[Objective]:
Copy every line of the listing exactly.

[The input]:
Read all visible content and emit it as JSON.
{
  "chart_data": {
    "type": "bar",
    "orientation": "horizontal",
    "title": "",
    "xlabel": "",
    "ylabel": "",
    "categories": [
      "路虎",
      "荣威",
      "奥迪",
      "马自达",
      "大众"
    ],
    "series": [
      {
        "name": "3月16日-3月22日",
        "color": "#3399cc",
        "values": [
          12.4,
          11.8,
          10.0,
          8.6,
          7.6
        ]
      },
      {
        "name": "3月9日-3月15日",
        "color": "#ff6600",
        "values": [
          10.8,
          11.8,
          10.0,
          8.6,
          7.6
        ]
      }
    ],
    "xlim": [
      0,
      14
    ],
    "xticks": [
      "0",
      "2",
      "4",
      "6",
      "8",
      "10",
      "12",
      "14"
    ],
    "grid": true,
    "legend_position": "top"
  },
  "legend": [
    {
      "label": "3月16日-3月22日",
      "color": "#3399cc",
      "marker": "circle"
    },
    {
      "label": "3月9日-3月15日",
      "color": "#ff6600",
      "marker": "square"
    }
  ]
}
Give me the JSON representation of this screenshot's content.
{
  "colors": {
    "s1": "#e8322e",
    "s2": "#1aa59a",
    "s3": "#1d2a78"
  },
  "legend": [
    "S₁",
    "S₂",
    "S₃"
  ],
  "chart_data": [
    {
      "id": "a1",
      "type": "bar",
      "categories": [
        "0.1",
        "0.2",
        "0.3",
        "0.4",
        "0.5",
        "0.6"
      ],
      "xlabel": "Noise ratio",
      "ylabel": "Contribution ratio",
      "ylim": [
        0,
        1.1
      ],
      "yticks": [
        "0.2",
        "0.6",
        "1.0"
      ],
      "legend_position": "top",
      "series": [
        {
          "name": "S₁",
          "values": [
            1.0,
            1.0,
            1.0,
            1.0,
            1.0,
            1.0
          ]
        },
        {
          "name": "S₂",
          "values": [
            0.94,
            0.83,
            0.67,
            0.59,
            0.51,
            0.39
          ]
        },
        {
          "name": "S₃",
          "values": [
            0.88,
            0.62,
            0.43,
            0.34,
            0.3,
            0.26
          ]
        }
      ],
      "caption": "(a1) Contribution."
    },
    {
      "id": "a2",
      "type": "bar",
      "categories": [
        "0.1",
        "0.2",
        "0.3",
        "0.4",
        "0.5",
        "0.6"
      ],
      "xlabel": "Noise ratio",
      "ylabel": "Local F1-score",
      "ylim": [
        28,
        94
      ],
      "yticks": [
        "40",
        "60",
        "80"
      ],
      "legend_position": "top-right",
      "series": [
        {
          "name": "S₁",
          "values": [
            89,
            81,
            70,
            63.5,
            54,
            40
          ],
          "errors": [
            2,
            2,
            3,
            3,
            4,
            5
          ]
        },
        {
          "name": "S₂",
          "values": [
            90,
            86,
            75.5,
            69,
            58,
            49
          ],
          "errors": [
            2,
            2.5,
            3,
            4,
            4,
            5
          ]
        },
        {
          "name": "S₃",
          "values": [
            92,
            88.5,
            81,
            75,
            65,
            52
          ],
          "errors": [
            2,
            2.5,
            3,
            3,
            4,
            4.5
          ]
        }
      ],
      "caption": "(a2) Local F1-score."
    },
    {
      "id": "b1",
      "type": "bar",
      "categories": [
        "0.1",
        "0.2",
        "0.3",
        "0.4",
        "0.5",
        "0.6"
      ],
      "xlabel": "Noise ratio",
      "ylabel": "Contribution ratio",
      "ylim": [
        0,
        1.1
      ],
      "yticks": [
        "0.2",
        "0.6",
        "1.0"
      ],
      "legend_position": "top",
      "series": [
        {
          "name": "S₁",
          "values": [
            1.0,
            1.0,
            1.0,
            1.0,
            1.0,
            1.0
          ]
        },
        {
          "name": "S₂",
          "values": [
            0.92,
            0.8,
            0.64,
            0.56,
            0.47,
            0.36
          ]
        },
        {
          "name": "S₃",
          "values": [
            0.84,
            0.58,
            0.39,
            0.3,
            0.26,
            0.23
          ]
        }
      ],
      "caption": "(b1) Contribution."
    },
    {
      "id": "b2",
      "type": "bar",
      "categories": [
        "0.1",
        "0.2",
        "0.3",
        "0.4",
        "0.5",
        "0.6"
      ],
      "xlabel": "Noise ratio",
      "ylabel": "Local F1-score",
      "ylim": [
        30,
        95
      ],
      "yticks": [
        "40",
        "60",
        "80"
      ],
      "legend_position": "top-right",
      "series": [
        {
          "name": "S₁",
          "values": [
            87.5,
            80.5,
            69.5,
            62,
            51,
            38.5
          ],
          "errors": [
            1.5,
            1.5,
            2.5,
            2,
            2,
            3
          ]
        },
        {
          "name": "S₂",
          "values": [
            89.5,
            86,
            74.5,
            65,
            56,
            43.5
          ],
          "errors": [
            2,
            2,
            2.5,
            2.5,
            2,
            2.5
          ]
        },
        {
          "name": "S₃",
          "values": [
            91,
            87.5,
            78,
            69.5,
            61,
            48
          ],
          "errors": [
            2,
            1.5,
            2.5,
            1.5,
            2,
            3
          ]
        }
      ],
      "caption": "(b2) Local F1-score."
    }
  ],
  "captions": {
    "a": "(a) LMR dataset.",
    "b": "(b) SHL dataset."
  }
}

[Problem solution]:
Read all visible content and emit it as JSON.
{
  "chart_data": {
    "type": "bar",
    "orientation": "horizontal",
    "title": "",
    "xlabel": "",
    "ylabel": "",
    "categories": [
      "路虎",
      "荣威",
      "奥迪",
      "马自达",
      "大众"
    ],
    "series": [
      {
        "name": "3月16日-3月22日",
        "color": "#3399cc",
        "values": [
          12.4,
          11.8,
          10.0,
          8.6,
          7.6
        ]
      },
      {
        "name": "3月9日-3月15日",
        "color": "#ff6600",
        "values": [
          10.8,
          11.8,
          10.0,
          8.6,
          7.6
        ]
      }
    ],
    "xlim": [
      0,
      14
    ],
    "xticks": [
      "0",
      "2",
      "4",
      "6",
      "8",
      "10",
      "12",
      "14"
    ],
    "grid": true,
    "legend_position": "top"
  },
  "legend": [
    {
      "label": "3月16日-3月22日",
      "color": "#3399cc",
      "marker": "circle"
    },
    {
      "label": "3月9日-3月15日",
      "color": "#ff6600",
      "marker": "square"
    }
  ]
}
Give me the JSON representation of this screenshot's content.
{
  "colors": {
    "s1": "#e8322e",
    "s2": "#1aa59a",
    "s3": "#1d2a78"
  },
  "legend": [
    "S₁",
    "S₂",
    "S₃"
  ],
  "chart_data": [
    {
      "id": "a1",
      "type": "bar",
      "categories": [
        "0.1",
        "0.2",
        "0.3",
        "0.4",
        "0.5",
        "0.6"
      ],
      "xlabel": "Noise ratio",
      "ylabel": "Contribution ratio",
      "ylim": [
        0,
        1.1
      ],
      "yticks": [
        "0.2",
        "0.6",
        "1.0"
      ],
      "legend_position": "top",
      "series": [
        {
          "name": "S₁",
          "values": [
            1.0,
            1.0,
            1.0,
            1.0,
            1.0,
            1.0
          ]
        },
        {
          "name": "S₂",
          "values": [
            0.94,
            0.83,
            0.67,
            0.59,
            0.51,
            0.39
          ]
        },
        {
          "name": "S₃",
          "values": [
            0.88,
            0.62,
            0.43,
            0.34,
            0.3,
            0.26
          ]
        }
      ],
      "caption": "(a1) Contribution."
    },
    {
      "id": "a2",
      "type": "bar",
      "categories": [
        "0.1",
        "0.2",
        "0.3",
        "0.4",
        "0.5",
        "0.6"
      ],
      "xlabel": "Noise ratio",
      "ylabel": "Local F1-score",
      "ylim": [
        28,
        94
      ],
      "yticks": [
        "40",
        "60",
        "80"
      ],
      "legend_position": "top-right",
      "series": [
        {
          "name": "S₁",
          "values": [
            89,
            81,
            70,
            63.5,
            54,
            40
          ],
          "errors": [
            2,
            2,
            3,
            3,
            4,
            5
          ]
        },
        {
          "name": "S₂",
          "values": [
            90,
            86,
            75.5,
            69,
            58,
            49
          ],
          "errors": [
            2,
            2.5,
            3,
            4,
            4,
            5
          ]
        },
        {
          "name": "S₃",
          "values": [
            92,
            88.5,
            81,
            75,
            65,
            52
          ],
          "errors": [
            2,
            2.5,
            3,
            3,
            4,
            4.5
          ]
        }
      ],
      "caption": "(a2) Local F1-score."
    },
    {
      "id": "b1",
      "type": "bar",
      "categories": [
        "0.1",
        "0.2",
        "0.3",
        "0.4",
        "0.5",
        "0.6"
      ],
      "xlabel": "Noise ratio",
      "ylabel": "Contribution ratio",
      "ylim": [
        0,
        1.1
      ],
      "yticks": [
        "0.2",
        "0.6",
        "1.0"
      ],
      "legend_position": "top",
      "series": [
        {
          "name": "S₁",
          "values": [
            1.0,
            1.0,
            1.0,
            1.0,
            1.0,
            1.0
          ]
        },
        {
          "name": "S₂",
          "values": [
            0.92,
            0.8,
            0.64,
            0.56,
            0.47,
            0.36
          ]
        },
        {
          "name": "S₃",
          "values": [
            0.84,
            0.58,
            0.39,
            0.3,
            0.26,
            0.23
          ]
        }
      ],
      "caption": "(b1) Contribution."
    },
    {
      "id": "b2",
      "type": "bar",
      "categories": [
        "0.1",
        "0.2",
        "0.3",
        "0.4",
        "0.5",
        "0.6"
      ],
      "xlabel": "Noise ratio",
      "ylabel": "Local F1-score",
      "ylim": [
        30,
        95
      ],
      "yticks": [
        "40",
        "60",
        "80"
      ],
      "legend_position": "top-right",
      "series": [
        {
          "name": "S₁",
          "values": [
            87.5,
            80.5,
            69.5,
            62,
            51,
            38.5
          ],
          "errors": [
            1.5,
            1.5,
            2.5,
            2,
            2,
            3
          ]
        },
        {
          "name": "S₂",
          "values": [
            89.5,
            86,
            74.5,
            65,
            56,
            43.5
          ],
          "errors": [
            2,
            2,
            2.5,
            2.5,
            2,
            2.5
          ]
        },
        {
          "name": "S₃",
          "values": [
            91,
            87.5,
            78,
            69.5,
            61,
            48
          ],
          "errors": [
            2,
            1.5,
            2.5,
            1.5,
            2,
            3
          ]
        }
      ],
      "caption": "(b2) Local F1-score."
    }
  ],
  "captions": {
    "a": "(a) LMR dataset.",
    "b": "(b) SHL dataset."
  }
}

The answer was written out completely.